Exercise task » Using the data below, determine the number of lines that include the string "Long". Write only that number.

A run of records:

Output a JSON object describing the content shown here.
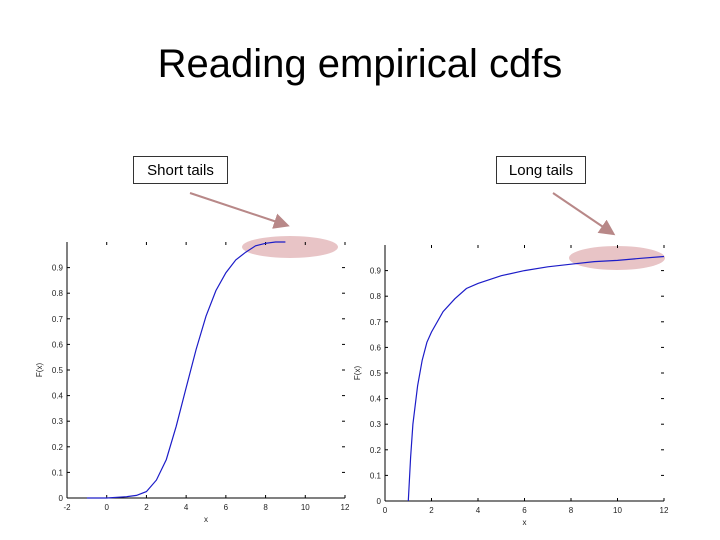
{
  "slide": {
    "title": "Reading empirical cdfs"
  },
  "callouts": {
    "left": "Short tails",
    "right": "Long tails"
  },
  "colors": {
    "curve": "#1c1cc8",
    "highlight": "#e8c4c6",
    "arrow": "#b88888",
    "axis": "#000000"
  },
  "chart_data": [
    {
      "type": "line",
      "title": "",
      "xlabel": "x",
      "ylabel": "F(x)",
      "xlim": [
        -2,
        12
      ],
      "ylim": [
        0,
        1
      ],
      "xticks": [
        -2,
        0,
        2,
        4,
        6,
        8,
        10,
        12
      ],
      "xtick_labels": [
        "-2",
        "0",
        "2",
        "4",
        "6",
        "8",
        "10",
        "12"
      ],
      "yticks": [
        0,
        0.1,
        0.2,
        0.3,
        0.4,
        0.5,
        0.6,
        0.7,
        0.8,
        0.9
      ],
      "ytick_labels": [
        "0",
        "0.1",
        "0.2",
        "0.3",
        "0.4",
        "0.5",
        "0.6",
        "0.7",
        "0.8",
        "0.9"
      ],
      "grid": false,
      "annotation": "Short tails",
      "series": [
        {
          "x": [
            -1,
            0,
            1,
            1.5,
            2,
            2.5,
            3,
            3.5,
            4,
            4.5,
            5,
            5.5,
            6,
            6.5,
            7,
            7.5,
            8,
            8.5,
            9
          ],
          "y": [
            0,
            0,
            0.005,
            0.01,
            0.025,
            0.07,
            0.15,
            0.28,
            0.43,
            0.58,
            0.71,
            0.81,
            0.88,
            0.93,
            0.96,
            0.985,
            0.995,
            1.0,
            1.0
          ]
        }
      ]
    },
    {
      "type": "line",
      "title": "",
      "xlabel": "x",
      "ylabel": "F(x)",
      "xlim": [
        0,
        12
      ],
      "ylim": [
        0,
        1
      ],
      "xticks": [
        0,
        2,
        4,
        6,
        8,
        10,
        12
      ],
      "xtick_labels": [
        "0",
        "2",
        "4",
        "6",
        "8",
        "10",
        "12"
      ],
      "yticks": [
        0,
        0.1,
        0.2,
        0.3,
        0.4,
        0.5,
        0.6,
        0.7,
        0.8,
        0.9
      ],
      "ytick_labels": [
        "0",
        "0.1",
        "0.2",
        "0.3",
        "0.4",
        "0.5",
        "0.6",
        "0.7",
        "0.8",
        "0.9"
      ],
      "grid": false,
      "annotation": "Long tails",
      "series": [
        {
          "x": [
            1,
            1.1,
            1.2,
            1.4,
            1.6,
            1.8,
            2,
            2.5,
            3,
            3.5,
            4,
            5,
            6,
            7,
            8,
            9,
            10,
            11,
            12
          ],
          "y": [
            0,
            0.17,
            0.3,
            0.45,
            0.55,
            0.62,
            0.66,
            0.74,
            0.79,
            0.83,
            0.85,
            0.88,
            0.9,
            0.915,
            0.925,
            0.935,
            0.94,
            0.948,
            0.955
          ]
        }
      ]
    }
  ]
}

Completed exercise » 2